## TEXTO PROPORCIONADO
>>

Se discute ahora sobre las distintas velocidades dentro de la Comunidad. No es preciso ser muy ducho en leyes para entender que el Tratado de la Unión propugna una Europa económicamente homogénea y recomienda unos plazos para que, con la velocidad que precise cada uno, todos se apunten a ese escenario. Recomienda, es decir, no impone, tanto porque incluye cláusulas de salvaguarda -el opting out de los británicos- como porque la historia de la construcción comunitaria está plagada de medidas de excepción y reenganche.

Quedar fuera de la primera Europa equivale a quedar fuera de la capacidad de competir y del juego supranacional. Por lo demás, lo que debe hacer España en el terreno económico no sería muy diferente si no existieran las recomendaciones del proyecto de la unión económica y monetaria: debería desplegar también una política de convergencia; debería bajar su inflación para acercar los precios de sus productos a los muy inferiores que practican los países más avanzados, so pena de perder la capacidad de competir en el mercado internacional; debería controlar y achicar su déficit público de manera que no se corriese el peligro, bien actual, de expulsión del sector privado por el sector público a causa de las ingentes necesidades de financiación que viene generando.

¿Acaso una segunda Europa tiene algo que ver con el entorno de los países cuya compañía y emulación más nos interesan? ¿El desenganche de la lira y la libra del SME coloca en mejor lugar a esas divisas que a la peseta? ¿Aumentaría la credibilidad internacional de España la opción de romper los compromisos ya contraídos? Aunque siempre es posible el desastre, la seriedad de la opción europeísta española es un activo económico y político con el que no se debe jugar.

<<

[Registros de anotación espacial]
>>

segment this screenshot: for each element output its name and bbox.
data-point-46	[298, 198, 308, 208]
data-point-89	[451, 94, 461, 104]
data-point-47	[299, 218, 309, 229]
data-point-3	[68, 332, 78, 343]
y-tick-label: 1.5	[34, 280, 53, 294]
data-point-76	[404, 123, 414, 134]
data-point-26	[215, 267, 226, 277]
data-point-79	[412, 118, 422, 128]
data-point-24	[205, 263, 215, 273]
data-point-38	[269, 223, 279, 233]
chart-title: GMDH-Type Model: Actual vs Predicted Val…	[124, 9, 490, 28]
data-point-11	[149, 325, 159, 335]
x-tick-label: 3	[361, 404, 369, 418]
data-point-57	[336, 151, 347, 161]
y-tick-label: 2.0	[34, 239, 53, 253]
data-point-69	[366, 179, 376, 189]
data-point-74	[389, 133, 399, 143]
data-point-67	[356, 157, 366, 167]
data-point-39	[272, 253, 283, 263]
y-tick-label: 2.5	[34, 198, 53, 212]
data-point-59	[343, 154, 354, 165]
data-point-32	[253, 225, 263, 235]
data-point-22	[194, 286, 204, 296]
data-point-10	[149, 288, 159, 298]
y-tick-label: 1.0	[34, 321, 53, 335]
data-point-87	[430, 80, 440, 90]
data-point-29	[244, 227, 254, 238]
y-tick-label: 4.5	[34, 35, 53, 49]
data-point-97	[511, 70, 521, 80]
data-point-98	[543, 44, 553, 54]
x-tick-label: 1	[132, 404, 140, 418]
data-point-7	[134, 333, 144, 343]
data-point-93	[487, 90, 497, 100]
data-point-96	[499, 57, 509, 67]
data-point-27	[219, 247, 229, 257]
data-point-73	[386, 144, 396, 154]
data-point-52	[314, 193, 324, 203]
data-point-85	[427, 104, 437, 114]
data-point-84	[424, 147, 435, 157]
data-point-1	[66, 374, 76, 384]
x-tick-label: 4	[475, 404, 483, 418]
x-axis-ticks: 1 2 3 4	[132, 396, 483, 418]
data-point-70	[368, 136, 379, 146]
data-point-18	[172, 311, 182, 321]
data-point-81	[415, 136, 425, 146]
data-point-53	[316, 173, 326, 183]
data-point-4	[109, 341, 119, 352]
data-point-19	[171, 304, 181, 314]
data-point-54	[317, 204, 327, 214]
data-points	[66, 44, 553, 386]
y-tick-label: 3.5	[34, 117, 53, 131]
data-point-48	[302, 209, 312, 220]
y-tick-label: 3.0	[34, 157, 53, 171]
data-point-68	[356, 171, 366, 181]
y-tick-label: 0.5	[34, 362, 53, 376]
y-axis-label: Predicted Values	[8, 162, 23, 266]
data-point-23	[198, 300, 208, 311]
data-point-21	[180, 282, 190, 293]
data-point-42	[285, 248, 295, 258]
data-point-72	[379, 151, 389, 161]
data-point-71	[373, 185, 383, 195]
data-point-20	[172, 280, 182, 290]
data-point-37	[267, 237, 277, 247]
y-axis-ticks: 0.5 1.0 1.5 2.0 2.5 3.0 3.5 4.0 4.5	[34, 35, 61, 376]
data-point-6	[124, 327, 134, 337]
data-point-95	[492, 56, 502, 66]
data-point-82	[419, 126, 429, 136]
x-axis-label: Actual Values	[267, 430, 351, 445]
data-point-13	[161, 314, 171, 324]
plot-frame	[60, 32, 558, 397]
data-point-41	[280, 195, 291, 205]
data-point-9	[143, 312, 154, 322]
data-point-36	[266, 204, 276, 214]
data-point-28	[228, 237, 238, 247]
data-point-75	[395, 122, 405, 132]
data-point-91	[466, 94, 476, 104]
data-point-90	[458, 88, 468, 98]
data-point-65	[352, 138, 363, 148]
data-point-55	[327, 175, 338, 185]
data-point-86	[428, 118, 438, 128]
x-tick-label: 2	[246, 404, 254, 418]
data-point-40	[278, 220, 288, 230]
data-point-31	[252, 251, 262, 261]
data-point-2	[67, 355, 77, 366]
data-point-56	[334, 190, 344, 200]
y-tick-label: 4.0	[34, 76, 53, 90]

<<

## PROBLEMAS POR RESOLVER
1. Reescribe en forma de lista el párrafo del texto sobre las velocidades europeas que empieza con "Quedar fuera de la primera Europa", conservando sus datos principales.
2. Transcribe sin cambios el fragmento del texto sobre las velocidades europeas que comienza con "Se discute ahora" y continúa hasta "excepción y reenganche.".

## LAS RESPUESTAS
1.
- Quedar fuera de la primera Europa supone quedar fuera de la capacidad de competir y del juego supranacional.
- Aunque no existieran las recomendaciones del proyecto de unión económica y monetaria, España debería hacer casi lo mismo en lo económico:
  - desplegar una política de convergencia;
  - bajar su inflación para acercar sus precios a los, muy inferiores, de los países más avanzados, so pena de perder capacidad de competir en el mercado internacional;
  - controlar y reducir su déficit público para evitar el peligro, ya actual, de que el sector público expulse al privado por sus enormes necesidades de financiación.

2.
Se discute ahora sobre las distintas velocidades dentro de la Comunidad. No es preciso ser muy ducho en leyes para entender que el Tratado de la Unión propugna una Europa económicamente homogénea y recomienda unos plazos para que, con la velocidad que precise cada uno, todos se apunten a ese escenario. Recomienda, es decir, no impone, tanto porque incluye cláusulas de salvaguarda -el opting out de los británicos- como porque la historia de la construcción comunitaria está plagada de medidas de excepción y reenganche.